Begin INPUT RECORDS
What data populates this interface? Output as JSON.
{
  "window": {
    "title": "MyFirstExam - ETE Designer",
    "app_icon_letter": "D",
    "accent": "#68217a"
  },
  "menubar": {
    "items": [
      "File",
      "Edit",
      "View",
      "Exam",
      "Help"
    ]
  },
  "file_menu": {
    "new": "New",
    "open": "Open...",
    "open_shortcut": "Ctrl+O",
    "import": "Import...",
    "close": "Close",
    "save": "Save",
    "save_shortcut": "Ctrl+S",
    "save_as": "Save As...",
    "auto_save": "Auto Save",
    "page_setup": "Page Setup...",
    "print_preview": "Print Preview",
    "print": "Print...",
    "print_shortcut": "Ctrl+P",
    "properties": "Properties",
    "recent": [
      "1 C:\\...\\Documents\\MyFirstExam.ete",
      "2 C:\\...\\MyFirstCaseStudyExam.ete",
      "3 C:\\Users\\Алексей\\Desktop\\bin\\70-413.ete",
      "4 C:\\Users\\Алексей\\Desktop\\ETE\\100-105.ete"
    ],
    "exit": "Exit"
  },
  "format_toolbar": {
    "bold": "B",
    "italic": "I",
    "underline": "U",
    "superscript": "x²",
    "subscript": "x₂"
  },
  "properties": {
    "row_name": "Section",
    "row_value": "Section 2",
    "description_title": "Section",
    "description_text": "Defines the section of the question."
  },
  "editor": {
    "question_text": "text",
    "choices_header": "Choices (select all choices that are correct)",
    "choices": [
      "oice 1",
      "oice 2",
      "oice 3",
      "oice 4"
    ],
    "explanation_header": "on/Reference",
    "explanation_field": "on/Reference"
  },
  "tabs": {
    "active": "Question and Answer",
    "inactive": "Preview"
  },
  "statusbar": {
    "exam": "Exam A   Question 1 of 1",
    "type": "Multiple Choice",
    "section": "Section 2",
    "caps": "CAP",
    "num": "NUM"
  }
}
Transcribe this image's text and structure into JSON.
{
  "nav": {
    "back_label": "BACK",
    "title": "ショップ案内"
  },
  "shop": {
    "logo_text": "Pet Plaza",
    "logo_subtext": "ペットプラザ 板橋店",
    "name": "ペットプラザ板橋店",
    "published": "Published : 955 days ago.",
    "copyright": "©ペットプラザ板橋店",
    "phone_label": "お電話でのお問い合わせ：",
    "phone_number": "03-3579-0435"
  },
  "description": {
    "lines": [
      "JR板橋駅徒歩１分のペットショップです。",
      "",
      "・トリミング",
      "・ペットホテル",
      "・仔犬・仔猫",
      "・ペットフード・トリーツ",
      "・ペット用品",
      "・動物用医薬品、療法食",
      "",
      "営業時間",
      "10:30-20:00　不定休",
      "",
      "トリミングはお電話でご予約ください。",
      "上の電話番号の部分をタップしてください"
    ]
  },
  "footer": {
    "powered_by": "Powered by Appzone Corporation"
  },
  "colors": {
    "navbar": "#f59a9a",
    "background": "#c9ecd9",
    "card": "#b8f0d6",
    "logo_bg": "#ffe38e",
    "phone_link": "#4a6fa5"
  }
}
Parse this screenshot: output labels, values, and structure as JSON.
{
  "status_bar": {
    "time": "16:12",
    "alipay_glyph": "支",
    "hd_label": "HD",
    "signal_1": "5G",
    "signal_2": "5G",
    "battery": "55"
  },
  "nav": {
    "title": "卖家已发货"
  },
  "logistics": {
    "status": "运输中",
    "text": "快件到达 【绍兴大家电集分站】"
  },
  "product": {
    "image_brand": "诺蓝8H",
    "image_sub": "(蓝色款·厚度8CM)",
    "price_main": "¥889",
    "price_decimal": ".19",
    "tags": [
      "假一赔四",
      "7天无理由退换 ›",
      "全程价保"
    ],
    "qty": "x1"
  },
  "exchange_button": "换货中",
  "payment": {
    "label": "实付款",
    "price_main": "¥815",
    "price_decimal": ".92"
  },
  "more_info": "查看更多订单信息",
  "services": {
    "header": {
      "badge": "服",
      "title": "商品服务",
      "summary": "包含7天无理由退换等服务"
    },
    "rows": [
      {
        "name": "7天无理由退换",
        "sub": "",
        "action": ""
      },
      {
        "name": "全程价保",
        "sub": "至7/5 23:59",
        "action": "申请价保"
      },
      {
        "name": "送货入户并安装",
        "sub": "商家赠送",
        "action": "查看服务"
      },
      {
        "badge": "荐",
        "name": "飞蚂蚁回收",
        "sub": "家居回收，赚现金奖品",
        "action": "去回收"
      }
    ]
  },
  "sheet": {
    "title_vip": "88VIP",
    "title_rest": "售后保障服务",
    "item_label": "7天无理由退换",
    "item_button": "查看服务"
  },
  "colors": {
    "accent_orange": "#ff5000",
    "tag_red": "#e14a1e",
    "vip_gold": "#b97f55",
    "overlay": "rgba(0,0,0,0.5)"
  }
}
End INPUT RECORDS
▸ WHAT YOU WILL DO
The lines above should be duplicated exactly.

▸ FINISHED ANSWER
What data populates this interface? Output as JSON.
{
  "window": {
    "title": "MyFirstExam - ETE Designer",
    "app_icon_letter": "D",
    "accent": "#68217a"
  },
  "menubar": {
    "items": [
      "File",
      "Edit",
      "View",
      "Exam",
      "Help"
    ]
  },
  "file_menu": {
    "new": "New",
    "open": "Open...",
    "open_shortcut": "Ctrl+O",
    "import": "Import...",
    "close": "Close",
    "save": "Save",
    "save_shortcut": "Ctrl+S",
    "save_as": "Save As...",
    "auto_save": "Auto Save",
    "page_setup": "Page Setup...",
    "print_preview": "Print Preview",
    "print": "Print...",
    "print_shortcut": "Ctrl+P",
    "properties": "Properties",
    "recent": [
      "1 C:\\...\\Documents\\MyFirstExam.ete",
      "2 C:\\...\\MyFirstCaseStudyExam.ete",
      "3 C:\\Users\\Алексей\\Desktop\\bin\\70-413.ete",
      "4 C:\\Users\\Алексей\\Desktop\\ETE\\100-105.ete"
    ],
    "exit": "Exit"
  },
  "format_toolbar": {
    "bold": "B",
    "italic": "I",
    "underline": "U",
    "superscript": "x²",
    "subscript": "x₂"
  },
  "properties": {
    "row_name": "Section",
    "row_value": "Section 2",
    "description_title": "Section",
    "description_text": "Defines the section of the question."
  },
  "editor": {
    "question_text": "text",
    "choices_header": "Choices (select all choices that are correct)",
    "choices": [
      "oice 1",
      "oice 2",
      "oice 3",
      "oice 4"
    ],
    "explanation_header": "on/Reference",
    "explanation_field": "on/Reference"
  },
  "tabs": {
    "active": "Question and Answer",
    "inactive": "Preview"
  },
  "statusbar": {
    "exam": "Exam A   Question 1 of 1",
    "type": "Multiple Choice",
    "section": "Section 2",
    "caps": "CAP",
    "num": "NUM"
  }
}
Transcribe this image's text and structure into JSON.
{
  "nav": {
    "back_label": "BACK",
    "title": "ショップ案内"
  },
  "shop": {
    "logo_text": "Pet Plaza",
    "logo_subtext": "ペットプラザ 板橋店",
    "name": "ペットプラザ板橋店",
    "published": "Published : 955 days ago.",
    "copyright": "©ペットプラザ板橋店",
    "phone_label": "お電話でのお問い合わせ：",
    "phone_number": "03-3579-0435"
  },
  "description": {
    "lines": [
      "JR板橋駅徒歩１分のペットショップです。",
      "",
      "・トリミング",
      "・ペットホテル",
      "・仔犬・仔猫",
      "・ペットフード・トリーツ",
      "・ペット用品",
      "・動物用医薬品、療法食",
      "",
      "営業時間",
      "10:30-20:00　不定休",
      "",
      "トリミングはお電話でご予約ください。",
      "上の電話番号の部分をタップしてください"
    ]
  },
  "footer": {
    "powered_by": "Powered by Appzone Corporation"
  },
  "colors": {
    "navbar": "#f59a9a",
    "background": "#c9ecd9",
    "card": "#b8f0d6",
    "logo_bg": "#ffe38e",
    "phone_link": "#4a6fa5"
  }
}
Parse this screenshot: output labels, values, and structure as JSON.
{
  "status_bar": {
    "time": "16:12",
    "alipay_glyph": "支",
    "hd_label": "HD",
    "signal_1": "5G",
    "signal_2": "5G",
    "battery": "55"
  },
  "nav": {
    "title": "卖家已发货"
  },
  "logistics": {
    "status": "运输中",
    "text": "快件到达 【绍兴大家电集分站】"
  },
  "product": {
    "image_brand": "诺蓝8H",
    "image_sub": "(蓝色款·厚度8CM)",
    "price_main": "¥889",
    "price_decimal": ".19",
    "tags": [
      "假一赔四",
      "7天无理由退换 ›",
      "全程价保"
    ],
    "qty": "x1"
  },
  "exchange_button": "换货中",
  "payment": {
    "label": "实付款",
    "price_main": "¥815",
    "price_decimal": ".92"
  },
  "more_info": "查看更多订单信息",
  "services": {
    "header": {
      "badge": "服",
      "title": "商品服务",
      "summary": "包含7天无理由退换等服务"
    },
    "rows": [
      {
        "name": "7天无理由退换",
        "sub": "",
        "action": ""
      },
      {
        "name": "全程价保",
        "sub": "至7/5 23:59",
        "action": "申请价保"
      },
      {
        "name": "送货入户并安装",
        "sub": "商家赠送",
        "action": "查看服务"
      },
      {
        "badge": "荐",
        "name": "飞蚂蚁回收",
        "sub": "家居回收，赚现金奖品",
        "action": "去回收"
      }
    ]
  },
  "sheet": {
    "title_vip": "88VIP",
    "title_rest": "售后保障服务",
    "item_label": "7天无理由退换",
    "item_button": "查看服务"
  },
  "colors": {
    "accent_orange": "#ff5000",
    "tag_red": "#e14a1e",
    "vip_gold": "#b97f55",
    "overlay": "rgba(0,0,0,0.5)"
  }
}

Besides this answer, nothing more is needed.